# Requirement:
Lift out all lines below that contain "name".

# Material for this task:
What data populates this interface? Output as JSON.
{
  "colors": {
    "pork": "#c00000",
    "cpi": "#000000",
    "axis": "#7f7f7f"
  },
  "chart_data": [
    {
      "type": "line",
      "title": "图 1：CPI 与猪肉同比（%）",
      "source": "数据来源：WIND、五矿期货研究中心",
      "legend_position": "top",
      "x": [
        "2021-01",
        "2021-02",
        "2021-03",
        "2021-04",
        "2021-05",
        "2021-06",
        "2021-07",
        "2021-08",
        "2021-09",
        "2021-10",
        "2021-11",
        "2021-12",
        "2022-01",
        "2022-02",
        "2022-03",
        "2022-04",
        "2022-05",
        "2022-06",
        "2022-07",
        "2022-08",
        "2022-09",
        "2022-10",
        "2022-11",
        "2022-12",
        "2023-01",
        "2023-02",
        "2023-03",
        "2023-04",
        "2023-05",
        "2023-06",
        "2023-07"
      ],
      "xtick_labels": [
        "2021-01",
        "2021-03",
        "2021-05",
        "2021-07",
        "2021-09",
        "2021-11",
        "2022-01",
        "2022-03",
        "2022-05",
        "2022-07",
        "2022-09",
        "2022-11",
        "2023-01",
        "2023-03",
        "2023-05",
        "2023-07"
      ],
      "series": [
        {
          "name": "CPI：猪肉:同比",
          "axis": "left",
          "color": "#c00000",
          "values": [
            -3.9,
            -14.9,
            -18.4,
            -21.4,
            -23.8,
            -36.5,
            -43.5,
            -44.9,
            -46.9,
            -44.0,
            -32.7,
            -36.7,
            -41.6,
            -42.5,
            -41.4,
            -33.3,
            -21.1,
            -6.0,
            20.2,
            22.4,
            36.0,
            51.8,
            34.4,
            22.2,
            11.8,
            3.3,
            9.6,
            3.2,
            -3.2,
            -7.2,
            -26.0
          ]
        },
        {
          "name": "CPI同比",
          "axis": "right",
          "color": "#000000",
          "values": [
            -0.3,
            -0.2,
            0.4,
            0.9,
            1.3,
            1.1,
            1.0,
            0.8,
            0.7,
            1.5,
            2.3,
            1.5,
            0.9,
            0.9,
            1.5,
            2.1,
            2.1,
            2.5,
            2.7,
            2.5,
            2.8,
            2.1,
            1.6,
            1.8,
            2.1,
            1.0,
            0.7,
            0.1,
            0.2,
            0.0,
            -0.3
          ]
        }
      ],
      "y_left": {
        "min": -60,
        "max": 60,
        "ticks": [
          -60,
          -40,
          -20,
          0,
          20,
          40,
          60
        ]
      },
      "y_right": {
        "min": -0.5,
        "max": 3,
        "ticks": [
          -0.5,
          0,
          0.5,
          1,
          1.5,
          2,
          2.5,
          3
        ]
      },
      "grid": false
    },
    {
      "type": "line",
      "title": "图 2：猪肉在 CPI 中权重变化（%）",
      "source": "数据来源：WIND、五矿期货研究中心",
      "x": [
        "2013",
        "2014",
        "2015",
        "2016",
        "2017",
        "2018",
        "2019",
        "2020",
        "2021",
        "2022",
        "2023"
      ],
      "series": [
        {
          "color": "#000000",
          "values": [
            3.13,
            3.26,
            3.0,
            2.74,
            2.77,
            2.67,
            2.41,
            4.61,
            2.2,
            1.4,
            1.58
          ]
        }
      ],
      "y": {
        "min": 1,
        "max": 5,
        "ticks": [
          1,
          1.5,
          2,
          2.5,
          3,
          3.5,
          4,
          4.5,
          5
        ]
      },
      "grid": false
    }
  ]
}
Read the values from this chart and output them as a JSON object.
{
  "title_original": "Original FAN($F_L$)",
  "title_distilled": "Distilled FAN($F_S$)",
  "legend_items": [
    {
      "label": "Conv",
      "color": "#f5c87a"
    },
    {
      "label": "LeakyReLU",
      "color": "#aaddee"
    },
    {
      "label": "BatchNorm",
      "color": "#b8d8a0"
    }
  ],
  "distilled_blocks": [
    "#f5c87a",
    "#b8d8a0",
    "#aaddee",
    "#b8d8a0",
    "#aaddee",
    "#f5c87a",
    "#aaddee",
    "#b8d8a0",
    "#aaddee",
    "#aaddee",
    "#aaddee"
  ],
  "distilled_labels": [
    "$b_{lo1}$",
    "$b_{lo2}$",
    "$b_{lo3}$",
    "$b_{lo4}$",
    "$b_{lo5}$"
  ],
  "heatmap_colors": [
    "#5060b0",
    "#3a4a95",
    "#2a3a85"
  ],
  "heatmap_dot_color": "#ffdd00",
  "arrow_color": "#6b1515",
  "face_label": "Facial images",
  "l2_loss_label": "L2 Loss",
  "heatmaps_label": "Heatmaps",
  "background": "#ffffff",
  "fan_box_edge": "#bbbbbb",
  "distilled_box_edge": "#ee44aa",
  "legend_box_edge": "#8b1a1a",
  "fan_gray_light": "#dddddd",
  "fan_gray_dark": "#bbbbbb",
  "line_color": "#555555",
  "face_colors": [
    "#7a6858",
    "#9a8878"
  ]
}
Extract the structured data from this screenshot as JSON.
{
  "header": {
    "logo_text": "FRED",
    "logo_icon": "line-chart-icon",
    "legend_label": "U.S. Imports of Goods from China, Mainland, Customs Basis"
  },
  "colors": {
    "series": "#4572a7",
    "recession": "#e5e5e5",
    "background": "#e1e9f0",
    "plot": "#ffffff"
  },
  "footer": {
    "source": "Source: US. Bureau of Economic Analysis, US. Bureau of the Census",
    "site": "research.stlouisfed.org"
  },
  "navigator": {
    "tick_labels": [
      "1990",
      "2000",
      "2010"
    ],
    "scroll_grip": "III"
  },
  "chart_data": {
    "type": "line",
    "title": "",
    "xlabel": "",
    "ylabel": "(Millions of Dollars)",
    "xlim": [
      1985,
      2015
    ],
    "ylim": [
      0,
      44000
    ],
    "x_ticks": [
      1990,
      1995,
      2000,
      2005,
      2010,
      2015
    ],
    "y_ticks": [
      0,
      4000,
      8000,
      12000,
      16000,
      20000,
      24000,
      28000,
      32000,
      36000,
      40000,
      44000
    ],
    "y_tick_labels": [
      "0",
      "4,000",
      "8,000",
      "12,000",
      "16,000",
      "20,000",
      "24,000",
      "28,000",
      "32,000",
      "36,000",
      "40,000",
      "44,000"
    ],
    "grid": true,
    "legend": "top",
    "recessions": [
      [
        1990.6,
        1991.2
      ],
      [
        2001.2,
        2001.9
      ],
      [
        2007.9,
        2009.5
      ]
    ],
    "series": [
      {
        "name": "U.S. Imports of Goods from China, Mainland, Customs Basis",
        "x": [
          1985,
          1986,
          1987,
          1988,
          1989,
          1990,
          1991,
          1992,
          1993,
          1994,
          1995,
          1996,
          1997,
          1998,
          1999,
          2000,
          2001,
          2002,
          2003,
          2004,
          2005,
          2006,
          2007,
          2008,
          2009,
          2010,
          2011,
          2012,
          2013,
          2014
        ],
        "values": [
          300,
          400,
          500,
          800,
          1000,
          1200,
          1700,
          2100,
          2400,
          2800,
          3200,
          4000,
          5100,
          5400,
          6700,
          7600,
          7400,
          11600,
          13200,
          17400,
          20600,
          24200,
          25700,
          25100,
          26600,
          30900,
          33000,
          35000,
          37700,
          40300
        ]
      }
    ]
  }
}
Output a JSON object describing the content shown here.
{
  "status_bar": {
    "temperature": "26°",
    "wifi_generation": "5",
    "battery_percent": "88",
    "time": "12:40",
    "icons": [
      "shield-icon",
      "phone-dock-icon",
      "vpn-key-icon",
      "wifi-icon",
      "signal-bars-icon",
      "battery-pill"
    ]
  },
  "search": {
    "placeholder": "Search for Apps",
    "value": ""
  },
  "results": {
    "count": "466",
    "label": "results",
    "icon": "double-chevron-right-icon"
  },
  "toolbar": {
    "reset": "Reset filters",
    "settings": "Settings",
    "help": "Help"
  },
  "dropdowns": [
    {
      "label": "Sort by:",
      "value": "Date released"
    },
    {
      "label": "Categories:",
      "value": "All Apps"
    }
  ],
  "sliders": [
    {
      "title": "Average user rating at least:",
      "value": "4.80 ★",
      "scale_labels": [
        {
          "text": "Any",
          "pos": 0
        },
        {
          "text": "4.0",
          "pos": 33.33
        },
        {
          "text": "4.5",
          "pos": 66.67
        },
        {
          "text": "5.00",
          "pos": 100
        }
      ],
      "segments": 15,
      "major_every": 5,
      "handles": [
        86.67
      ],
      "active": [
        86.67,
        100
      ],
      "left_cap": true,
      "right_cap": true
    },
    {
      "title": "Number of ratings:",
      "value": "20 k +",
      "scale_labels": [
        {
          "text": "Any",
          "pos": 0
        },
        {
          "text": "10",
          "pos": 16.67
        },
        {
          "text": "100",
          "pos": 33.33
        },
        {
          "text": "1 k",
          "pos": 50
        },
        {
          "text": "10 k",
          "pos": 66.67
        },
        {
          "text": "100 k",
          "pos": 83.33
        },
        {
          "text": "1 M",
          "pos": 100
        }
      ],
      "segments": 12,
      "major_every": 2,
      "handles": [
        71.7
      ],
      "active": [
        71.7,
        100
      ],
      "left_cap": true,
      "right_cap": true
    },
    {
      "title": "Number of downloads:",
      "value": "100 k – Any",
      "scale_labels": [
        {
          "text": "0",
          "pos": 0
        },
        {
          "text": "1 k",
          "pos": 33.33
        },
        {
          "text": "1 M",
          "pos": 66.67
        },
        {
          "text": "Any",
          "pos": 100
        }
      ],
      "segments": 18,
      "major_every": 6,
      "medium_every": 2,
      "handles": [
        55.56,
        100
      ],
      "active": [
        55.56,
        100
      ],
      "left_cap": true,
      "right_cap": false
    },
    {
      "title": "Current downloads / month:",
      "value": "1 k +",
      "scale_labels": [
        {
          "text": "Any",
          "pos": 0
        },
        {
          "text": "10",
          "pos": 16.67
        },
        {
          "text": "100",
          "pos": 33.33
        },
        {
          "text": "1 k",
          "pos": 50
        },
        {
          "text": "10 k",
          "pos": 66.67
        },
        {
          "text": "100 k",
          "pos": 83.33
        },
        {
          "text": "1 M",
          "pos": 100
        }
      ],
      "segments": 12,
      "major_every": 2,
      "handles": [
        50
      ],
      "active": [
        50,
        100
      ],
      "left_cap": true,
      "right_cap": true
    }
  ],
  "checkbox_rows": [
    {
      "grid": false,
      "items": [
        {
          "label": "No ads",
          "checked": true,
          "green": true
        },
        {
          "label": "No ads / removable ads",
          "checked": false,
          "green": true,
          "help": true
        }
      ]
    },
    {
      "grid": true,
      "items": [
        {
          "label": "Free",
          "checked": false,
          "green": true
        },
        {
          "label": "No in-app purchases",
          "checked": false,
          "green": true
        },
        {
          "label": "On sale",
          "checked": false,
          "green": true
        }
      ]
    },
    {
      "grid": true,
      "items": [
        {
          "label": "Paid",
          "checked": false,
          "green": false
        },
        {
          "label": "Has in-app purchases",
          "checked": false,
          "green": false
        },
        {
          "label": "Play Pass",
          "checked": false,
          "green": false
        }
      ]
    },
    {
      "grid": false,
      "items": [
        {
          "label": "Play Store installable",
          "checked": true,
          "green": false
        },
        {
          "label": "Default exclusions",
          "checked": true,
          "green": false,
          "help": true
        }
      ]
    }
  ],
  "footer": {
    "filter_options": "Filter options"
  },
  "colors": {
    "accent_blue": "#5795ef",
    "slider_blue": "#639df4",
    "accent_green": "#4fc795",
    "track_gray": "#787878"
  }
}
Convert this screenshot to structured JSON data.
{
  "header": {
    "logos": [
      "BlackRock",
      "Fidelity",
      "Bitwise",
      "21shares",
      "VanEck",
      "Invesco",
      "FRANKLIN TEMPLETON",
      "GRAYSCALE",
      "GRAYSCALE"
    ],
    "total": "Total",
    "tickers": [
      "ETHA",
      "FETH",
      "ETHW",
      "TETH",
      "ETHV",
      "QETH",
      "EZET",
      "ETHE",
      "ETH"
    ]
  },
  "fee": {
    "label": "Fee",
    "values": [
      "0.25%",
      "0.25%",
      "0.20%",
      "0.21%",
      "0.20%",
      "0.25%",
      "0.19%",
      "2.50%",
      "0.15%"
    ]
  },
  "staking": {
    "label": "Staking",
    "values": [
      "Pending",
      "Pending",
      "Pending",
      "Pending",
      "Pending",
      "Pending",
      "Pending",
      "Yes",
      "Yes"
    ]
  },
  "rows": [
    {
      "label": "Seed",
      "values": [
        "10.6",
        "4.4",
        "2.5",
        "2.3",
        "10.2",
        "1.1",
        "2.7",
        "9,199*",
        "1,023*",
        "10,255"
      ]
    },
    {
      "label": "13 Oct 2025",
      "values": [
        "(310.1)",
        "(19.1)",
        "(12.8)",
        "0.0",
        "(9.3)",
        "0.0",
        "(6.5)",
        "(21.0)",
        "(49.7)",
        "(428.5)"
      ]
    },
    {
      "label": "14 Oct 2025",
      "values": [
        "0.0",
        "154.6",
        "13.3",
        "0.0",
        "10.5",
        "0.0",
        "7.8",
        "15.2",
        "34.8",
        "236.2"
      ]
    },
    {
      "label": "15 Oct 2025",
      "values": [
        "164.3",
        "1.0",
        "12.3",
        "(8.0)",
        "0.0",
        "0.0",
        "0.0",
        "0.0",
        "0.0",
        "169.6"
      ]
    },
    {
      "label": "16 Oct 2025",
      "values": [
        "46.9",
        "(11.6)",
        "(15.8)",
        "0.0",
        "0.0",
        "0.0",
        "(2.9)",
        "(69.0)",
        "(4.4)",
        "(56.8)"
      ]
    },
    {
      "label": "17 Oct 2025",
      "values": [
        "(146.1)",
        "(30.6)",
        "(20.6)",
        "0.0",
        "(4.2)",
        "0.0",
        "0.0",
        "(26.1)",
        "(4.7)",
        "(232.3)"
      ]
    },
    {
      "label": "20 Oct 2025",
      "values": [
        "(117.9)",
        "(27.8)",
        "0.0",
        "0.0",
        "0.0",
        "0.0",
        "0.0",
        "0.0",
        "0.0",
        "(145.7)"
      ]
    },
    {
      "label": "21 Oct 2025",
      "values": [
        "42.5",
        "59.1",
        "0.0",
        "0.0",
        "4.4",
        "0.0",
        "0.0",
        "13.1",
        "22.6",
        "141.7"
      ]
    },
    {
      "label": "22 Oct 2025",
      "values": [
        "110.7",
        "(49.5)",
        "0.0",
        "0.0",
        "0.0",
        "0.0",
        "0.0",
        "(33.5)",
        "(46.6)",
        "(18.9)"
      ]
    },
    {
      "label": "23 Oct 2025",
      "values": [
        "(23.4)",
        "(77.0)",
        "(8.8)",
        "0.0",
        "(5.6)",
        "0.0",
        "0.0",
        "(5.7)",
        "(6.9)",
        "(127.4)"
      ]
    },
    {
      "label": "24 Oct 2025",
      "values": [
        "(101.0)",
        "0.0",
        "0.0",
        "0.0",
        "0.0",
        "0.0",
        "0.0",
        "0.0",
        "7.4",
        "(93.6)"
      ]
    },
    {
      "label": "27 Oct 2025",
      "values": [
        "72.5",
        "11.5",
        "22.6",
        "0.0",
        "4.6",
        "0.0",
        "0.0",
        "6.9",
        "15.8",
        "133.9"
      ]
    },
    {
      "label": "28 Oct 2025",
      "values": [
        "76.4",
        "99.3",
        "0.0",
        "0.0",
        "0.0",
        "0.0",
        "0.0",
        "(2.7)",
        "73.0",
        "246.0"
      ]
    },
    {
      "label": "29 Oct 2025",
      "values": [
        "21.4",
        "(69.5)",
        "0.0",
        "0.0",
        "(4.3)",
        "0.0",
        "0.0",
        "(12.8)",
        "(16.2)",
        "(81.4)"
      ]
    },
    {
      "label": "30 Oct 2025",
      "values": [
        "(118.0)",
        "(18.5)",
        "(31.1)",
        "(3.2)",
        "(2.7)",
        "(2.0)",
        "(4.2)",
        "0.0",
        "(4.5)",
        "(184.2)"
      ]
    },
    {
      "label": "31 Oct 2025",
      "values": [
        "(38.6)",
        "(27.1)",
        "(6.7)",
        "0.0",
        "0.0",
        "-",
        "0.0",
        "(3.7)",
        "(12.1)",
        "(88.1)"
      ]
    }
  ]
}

# Response:
          "name": "CPI：猪肉:同比",
          "name": "CPI同比",
        "name": "U.S. Imports of Goods from China, Mainland, Customs Basis",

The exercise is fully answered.